Your task - All the data below goes into the copy word for word, but the pictures don't.

Raw records:

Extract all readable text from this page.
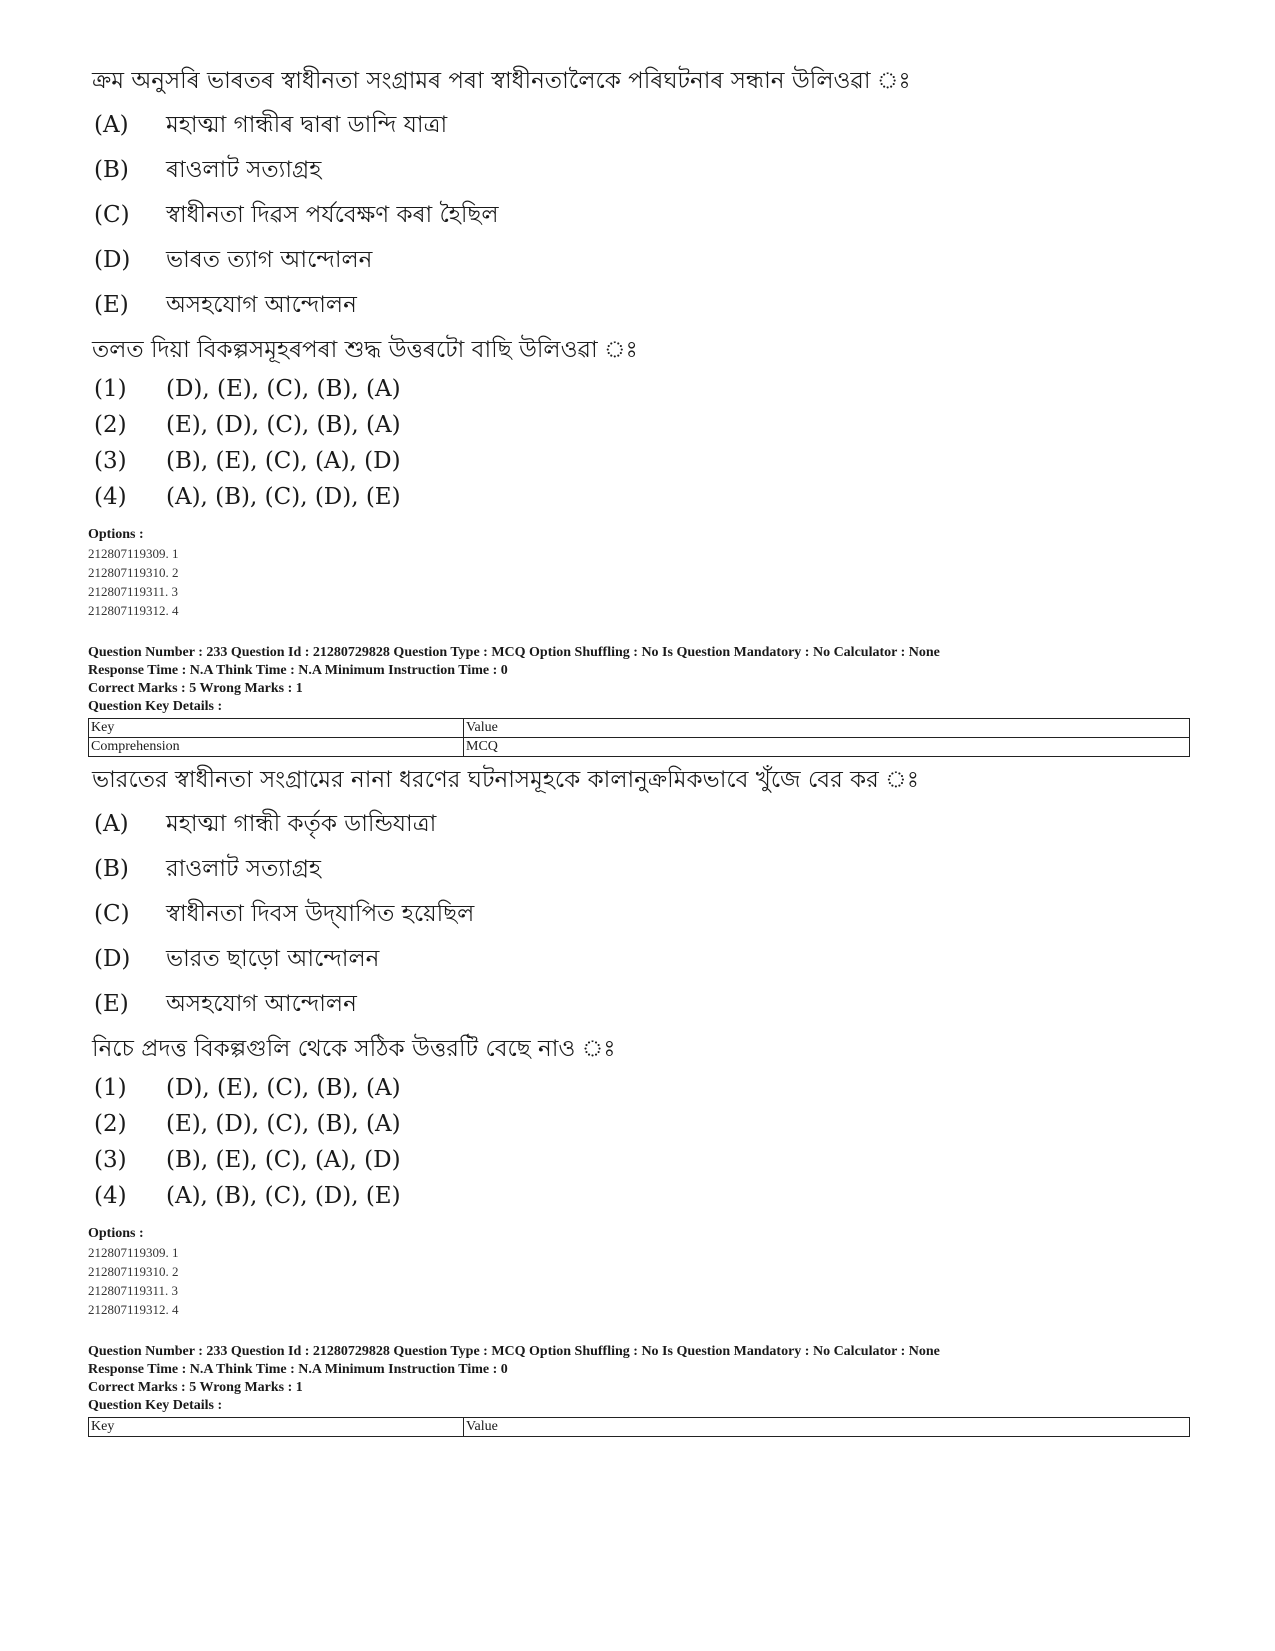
ক্ৰম অনুসৰি ভাৰতৰ স্বাধীনতা সংগ্ৰামৰ পৰা স্বাধীনতালৈকে পৰিঘটনাৰ সন্ধান উলিওৱা ঃ
(A)	মহাত্মা গান্ধীৰ দ্বাৰা ডান্দি যাত্ৰা
(B)	ৰাওলাট সত্যাগ্ৰহ
(C)	স্বাধীনতা দিৱস পৰ্যবেক্ষণ কৰা হৈছিল
(D)	ভাৰত ত্যাগ আন্দোলন
(E)	অসহযোগ আন্দোলন
তলত দিয়া বিকল্পসমূহৰপৰা শুদ্ধ উত্তৰটো বাছি উলিওৱা ঃ
(1)	(D), (E), (C), (B), (A)
(2)	(E), (D), (C), (B), (A)
(3)	(B), (E), (C), (A), (D)
(4)	(A), (B), (C), (D), (E)
Options :
212807119309. 1
212807119310. 2
212807119311. 3
212807119312. 4
Question Number : 233 Question Id : 21280729828 Question Type : MCQ Option Shuffling : No Is Question Mandatory : No Calculator : None
Response Time : N.A Think Time : N.A Minimum Instruction Time : 0
Correct Marks : 5 Wrong Marks : 1
Question Key Details :
Key	Value
Comprehension	MCQ
ভারতের স্বাধীনতা সংগ্রামের নানা ধরণের ঘটনাসমূহকে কালানুক্রমিকভাবে খুঁজে বের কর ঃ
(A)	মহাত্মা গান্ধী কর্তৃক ডান্ডিযাত্রা
(B)	রাওলাট সত্যাগ্রহ
(C)	স্বাধীনতা দিবস উদ্‌যাপিত হয়েছিল
(D)	ভারত ছাড়ো আন্দোলন
(E)	অসহযোগ আন্দোলন
নিচে প্রদত্ত বিকল্পগুলি থেকে সঠিক উত্তরটি বেছে নাও ঃ
(1)	(D), (E), (C), (B), (A)
(2)	(E), (D), (C), (B), (A)
(3)	(B), (E), (C), (A), (D)
(4)	(A), (B), (C), (D), (E)
Options :
212807119309. 1
212807119310. 2
212807119311. 3
212807119312. 4
Question Number : 233 Question Id : 21280729828 Question Type : MCQ Option Shuffling : No Is Question Mandatory : No Calculator : None
Response Time : N.A Think Time : N.A Minimum Instruction Time : 0
Correct Marks : 5 Wrong Marks : 1
Question Key Details :
Key	Value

Exercise result -
Extract all readable text from this page.
ক্ৰম অনুসৰি ভাৰতৰ স্বাধীনতা সংগ্ৰামৰ পৰা স্বাধীনতালৈকে পৰিঘটনাৰ সন্ধান উলিওৱা ঃ
(A)	মহাত্মা গান্ধীৰ দ্বাৰা ডান্দি যাত্ৰা
(B)	ৰাওলাট সত্যাগ্ৰহ
(C)	স্বাধীনতা দিৱস পৰ্যবেক্ষণ কৰা হৈছিল
(D)	ভাৰত ত্যাগ আন্দোলন
(E)	অসহযোগ আন্দোলন
তলত দিয়া বিকল্পসমূহৰপৰা শুদ্ধ উত্তৰটো বাছি উলিওৱা ঃ
(1)	(D), (E), (C), (B), (A)
(2)	(E), (D), (C), (B), (A)
(3)	(B), (E), (C), (A), (D)
(4)	(A), (B), (C), (D), (E)
Options :
212807119309. 1
212807119310. 2
212807119311. 3
212807119312. 4
Question Number : 233 Question Id : 21280729828 Question Type : MCQ Option Shuffling : No Is Question Mandatory : No Calculator : None
Response Time : N.A Think Time : N.A Minimum Instruction Time : 0
Correct Marks : 5 Wrong Marks : 1
Question Key Details :
Key	Value
Comprehension	MCQ
ভারতের স্বাধীনতা সংগ্রামের নানা ধরণের ঘটনাসমূহকে কালানুক্রমিকভাবে খুঁজে বের কর ঃ
(A)	মহাত্মা গান্ধী কর্তৃক ডান্ডিযাত্রা
(B)	রাওলাট সত্যাগ্রহ
(C)	স্বাধীনতা দিবস উদ্‌যাপিত হয়েছিল
(D)	ভারত ছাড়ো আন্দোলন
(E)	অসহযোগ আন্দোলন
নিচে প্রদত্ত বিকল্পগুলি থেকে সঠিক উত্তরটি বেছে নাও ঃ
(1)	(D), (E), (C), (B), (A)
(2)	(E), (D), (C), (B), (A)
(3)	(B), (E), (C), (A), (D)
(4)	(A), (B), (C), (D), (E)
Options :
212807119309. 1
212807119310. 2
212807119311. 3
212807119312. 4
Question Number : 233 Question Id : 21280729828 Question Type : MCQ Option Shuffling : No Is Question Mandatory : No Calculator : None
Response Time : N.A Think Time : N.A Minimum Instruction Time : 0
Correct Marks : 5 Wrong Marks : 1
Question Key Details :
Key	Value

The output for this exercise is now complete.